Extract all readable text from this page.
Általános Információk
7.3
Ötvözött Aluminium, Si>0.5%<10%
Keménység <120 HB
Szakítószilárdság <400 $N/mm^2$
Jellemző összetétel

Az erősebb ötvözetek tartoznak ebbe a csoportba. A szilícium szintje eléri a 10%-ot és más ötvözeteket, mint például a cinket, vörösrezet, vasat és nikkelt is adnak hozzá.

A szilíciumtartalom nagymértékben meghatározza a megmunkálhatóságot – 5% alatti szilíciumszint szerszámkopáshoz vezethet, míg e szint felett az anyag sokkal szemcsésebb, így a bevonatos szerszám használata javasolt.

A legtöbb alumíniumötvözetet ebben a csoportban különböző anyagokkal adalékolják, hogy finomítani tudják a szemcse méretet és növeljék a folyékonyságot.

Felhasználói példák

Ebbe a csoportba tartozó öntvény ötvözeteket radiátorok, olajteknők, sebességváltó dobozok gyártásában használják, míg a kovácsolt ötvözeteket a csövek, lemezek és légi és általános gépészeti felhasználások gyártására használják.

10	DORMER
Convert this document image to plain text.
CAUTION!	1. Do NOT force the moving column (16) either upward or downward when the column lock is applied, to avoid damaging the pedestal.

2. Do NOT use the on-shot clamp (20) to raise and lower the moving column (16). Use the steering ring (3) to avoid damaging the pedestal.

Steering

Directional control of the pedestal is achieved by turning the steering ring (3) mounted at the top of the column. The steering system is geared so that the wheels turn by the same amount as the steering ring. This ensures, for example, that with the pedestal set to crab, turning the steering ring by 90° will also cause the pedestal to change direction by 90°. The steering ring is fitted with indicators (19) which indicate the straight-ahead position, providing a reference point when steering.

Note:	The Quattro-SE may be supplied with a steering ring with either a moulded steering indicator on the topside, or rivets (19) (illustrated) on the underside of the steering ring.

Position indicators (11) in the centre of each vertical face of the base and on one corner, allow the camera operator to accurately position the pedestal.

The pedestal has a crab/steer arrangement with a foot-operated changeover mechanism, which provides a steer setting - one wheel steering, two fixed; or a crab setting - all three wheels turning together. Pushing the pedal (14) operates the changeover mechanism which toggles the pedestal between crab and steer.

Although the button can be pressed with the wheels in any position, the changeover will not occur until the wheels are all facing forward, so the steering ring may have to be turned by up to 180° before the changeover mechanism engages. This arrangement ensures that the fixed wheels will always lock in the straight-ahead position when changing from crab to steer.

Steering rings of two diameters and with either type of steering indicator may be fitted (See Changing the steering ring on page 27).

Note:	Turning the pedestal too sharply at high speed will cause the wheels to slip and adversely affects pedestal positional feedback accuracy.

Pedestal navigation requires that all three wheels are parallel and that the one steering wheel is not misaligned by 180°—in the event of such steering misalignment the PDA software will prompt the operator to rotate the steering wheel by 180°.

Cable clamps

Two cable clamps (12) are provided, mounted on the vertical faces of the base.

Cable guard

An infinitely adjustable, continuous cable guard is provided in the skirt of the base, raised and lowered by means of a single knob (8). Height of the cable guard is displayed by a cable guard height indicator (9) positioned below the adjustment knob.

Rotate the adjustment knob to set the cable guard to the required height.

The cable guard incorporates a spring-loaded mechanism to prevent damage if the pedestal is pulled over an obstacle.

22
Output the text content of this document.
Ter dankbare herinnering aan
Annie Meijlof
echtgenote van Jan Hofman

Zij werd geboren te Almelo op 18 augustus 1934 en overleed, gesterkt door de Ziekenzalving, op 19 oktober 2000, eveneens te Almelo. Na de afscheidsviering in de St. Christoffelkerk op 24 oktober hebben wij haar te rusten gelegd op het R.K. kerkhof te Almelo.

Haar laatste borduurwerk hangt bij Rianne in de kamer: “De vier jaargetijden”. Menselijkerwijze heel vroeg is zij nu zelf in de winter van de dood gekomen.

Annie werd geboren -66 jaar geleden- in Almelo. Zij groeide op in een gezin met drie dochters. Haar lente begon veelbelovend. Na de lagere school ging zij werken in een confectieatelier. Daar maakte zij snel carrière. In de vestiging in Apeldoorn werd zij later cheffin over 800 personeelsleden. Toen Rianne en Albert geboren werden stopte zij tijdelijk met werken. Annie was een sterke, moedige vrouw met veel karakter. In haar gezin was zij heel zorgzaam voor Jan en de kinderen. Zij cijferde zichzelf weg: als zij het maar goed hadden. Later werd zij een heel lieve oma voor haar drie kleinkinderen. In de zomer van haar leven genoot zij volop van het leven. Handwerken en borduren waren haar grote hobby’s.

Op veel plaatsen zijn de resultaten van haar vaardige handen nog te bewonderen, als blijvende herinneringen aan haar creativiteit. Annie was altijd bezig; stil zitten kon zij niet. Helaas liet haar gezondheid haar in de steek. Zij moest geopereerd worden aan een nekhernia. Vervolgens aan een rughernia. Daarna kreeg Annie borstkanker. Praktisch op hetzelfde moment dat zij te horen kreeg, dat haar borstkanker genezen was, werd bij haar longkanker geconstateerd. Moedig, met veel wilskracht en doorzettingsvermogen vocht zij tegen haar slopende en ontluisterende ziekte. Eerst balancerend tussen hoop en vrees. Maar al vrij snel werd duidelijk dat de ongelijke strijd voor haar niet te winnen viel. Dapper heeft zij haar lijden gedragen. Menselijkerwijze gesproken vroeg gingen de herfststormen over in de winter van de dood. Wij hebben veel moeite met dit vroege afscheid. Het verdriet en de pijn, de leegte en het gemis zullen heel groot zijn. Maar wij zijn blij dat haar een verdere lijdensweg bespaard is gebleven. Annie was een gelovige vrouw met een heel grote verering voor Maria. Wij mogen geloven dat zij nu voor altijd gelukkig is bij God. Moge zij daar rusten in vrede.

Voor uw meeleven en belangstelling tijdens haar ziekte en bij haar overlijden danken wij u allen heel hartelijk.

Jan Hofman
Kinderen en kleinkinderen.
.....
**WHAT IS NEEDED**
Above are the records; copy every line in them that holds the word "moving".

**ANSWER TO THIS TASK**
CAUTION!	1. Do NOT force the moving column (16) either upward or downward when the column lock is applied, to avoid damaging the pedestal.
2. Do NOT use the on-shot clamp (20) to raise and lower the moving column (16). Use the steering ring (3) to avoid damaging the pedestal.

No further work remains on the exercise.